Bad Index Candidates:

-- High cardinality UUID primary keys (already indexed)
-- CREATE INDEX idx_users_id ON users(id); -- DON'T DO THIS

-- Low cardinality columns (few distinct values)
-- CREATE INDEX idx_users_gender ON users(gender); -- Usually not helpful

-- Frequently updated columns in write-heavy tables
-- CREATE INDEX idx_counters_value ON counters(value); -- Slow writes

-- Very large text columns
-- CREATE INDEX idx_posts_content ON posts(content); -- Too large

2. Composite Indexes

Column Order Matters:

-- For queries filtering by status AND customer_id
CREATE INDEX idx_orders_status_customer ON orders(status, customer_id);

-- This index helps these queries:
SELECT * FROM orders WHERE status = 'pending';  -- ✓ Uses index
SELECT * FROM orders WHERE status = 'pending' AND customer_id = 123;  -- ✓ Uses index
SELECT * FROM orders WHERE customer_id = 123;  -- ✗ Doesn't use index

-- Rule: Most selective column first, or match query patterns

Optimal Composite Index Strategy:

-- Common query pattern
SELECT * FROM orders
WHERE status = 'pending'
  AND created_at > '2024-01-01'
ORDER BY created_at DESC;

-- Optimal index
CREATE INDEX idx_orders_status_created_at ON orders(status, created_at DESC);

-- This supports:
-- 1. WHERE status = 'pending'
-- 2. WHERE status = 'pending' AND created_at > ...
-- 3. ORDER BY created_at DESC (when combined with WHERE status)

● **JOB A**: Turn the records, from their first line through the line that contains "- svg-text:0: 0: [129, 738, 137, 753]", into a numbered list, leaving out any blank lines.

● **RECORD EXCERPTS**:
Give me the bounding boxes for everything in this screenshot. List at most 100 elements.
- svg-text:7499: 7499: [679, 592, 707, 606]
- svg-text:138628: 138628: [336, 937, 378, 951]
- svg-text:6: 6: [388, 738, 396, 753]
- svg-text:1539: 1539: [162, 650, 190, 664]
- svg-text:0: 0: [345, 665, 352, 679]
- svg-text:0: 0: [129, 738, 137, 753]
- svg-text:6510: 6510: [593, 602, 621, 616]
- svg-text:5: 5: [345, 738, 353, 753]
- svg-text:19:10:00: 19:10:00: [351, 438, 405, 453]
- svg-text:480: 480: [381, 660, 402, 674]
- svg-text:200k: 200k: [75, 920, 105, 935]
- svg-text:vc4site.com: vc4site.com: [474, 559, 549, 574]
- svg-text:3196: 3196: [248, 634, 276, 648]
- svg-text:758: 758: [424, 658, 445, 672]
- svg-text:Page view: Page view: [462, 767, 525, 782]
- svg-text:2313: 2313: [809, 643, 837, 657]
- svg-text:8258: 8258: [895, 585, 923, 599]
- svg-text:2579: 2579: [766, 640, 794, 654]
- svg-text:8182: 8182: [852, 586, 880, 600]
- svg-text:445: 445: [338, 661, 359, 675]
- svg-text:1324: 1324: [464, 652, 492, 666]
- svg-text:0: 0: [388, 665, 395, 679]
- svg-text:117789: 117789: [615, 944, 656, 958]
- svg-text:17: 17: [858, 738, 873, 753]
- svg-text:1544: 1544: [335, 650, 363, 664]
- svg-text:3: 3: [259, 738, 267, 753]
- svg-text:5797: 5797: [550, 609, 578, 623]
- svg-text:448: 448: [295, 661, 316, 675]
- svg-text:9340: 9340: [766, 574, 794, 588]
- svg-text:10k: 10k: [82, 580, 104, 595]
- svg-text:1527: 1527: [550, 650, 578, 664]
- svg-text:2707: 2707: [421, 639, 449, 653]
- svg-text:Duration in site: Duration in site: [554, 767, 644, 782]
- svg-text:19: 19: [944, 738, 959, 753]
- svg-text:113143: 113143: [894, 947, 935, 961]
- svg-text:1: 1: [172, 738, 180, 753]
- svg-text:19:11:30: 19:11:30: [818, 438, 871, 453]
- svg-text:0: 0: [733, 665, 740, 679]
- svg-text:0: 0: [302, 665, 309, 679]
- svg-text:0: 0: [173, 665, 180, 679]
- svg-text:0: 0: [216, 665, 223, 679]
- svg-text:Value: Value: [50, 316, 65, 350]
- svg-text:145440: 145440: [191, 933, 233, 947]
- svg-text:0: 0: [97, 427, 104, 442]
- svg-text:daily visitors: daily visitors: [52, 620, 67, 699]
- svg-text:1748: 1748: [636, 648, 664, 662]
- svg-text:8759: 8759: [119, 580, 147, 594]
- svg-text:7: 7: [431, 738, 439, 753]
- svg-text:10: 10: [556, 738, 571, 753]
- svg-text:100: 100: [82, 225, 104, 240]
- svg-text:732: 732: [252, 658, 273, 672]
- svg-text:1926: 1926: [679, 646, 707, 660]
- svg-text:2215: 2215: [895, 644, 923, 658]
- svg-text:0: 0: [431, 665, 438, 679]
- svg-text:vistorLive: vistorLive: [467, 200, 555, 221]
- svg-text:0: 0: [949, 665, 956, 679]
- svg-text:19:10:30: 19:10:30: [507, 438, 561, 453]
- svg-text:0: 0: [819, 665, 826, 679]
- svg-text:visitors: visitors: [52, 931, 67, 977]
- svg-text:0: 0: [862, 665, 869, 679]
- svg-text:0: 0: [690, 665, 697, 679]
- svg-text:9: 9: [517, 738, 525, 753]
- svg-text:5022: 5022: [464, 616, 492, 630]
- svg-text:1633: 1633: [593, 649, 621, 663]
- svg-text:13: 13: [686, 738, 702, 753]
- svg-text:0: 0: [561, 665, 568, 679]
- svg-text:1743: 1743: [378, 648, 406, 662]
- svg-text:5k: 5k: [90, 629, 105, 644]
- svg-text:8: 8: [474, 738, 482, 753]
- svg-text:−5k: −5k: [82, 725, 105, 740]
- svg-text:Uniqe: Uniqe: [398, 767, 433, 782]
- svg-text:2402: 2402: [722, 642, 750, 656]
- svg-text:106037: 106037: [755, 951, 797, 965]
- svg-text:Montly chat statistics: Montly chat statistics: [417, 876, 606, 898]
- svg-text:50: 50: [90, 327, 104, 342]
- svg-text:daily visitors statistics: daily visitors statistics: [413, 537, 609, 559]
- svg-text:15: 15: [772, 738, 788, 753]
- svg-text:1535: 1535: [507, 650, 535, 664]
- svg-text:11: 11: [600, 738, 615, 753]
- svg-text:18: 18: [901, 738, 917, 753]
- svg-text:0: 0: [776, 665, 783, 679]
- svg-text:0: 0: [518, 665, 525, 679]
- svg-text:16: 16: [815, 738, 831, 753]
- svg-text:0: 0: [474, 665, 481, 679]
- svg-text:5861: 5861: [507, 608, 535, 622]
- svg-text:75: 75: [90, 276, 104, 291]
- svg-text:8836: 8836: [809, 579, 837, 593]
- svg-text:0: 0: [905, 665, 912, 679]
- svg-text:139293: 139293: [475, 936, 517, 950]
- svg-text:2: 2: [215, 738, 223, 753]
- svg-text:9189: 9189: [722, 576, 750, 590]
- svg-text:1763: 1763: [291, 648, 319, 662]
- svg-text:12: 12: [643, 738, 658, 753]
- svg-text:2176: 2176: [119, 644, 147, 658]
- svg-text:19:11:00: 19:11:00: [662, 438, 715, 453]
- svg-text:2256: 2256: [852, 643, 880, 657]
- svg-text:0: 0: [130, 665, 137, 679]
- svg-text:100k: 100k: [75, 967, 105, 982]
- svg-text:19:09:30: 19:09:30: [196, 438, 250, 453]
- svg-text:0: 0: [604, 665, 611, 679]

● **JOB B**: Return the passage of the SQL indexing text from "-- Common query" to "with WHERE status)" word for word.

● **CORRECT ANSWER A**:
1. Give me the bounding boxes for everything in this screenshot. List at most 100 elements.
2. - svg-text:7499: 7499: [679, 592, 707, 606]
3. - svg-text:138628: 138628: [336, 937, 378, 951]
4. - svg-text:6: 6: [388, 738, 396, 753]
5. - svg-text:1539: 1539: [162, 650, 190, 664]
6. - svg-text:0: 0: [345, 665, 352, 679]
7. - svg-text:0: 0: [129, 738, 137, 753]

● **CORRECT ANSWER B**:
-- Common query pattern
SELECT * FROM orders
WHERE status = 'pending'
  AND created_at > '2024-01-01'
ORDER BY created_at DESC;

-- Optimal index
CREATE INDEX idx_orders_status_created_at ON orders(status, created_at DESC);

-- This supports:
-- 1. WHERE status = 'pending'
-- 2. WHERE status = 'pending' AND created_at > ...
-- 3. ORDER BY created_at DESC (when combined with WHERE status)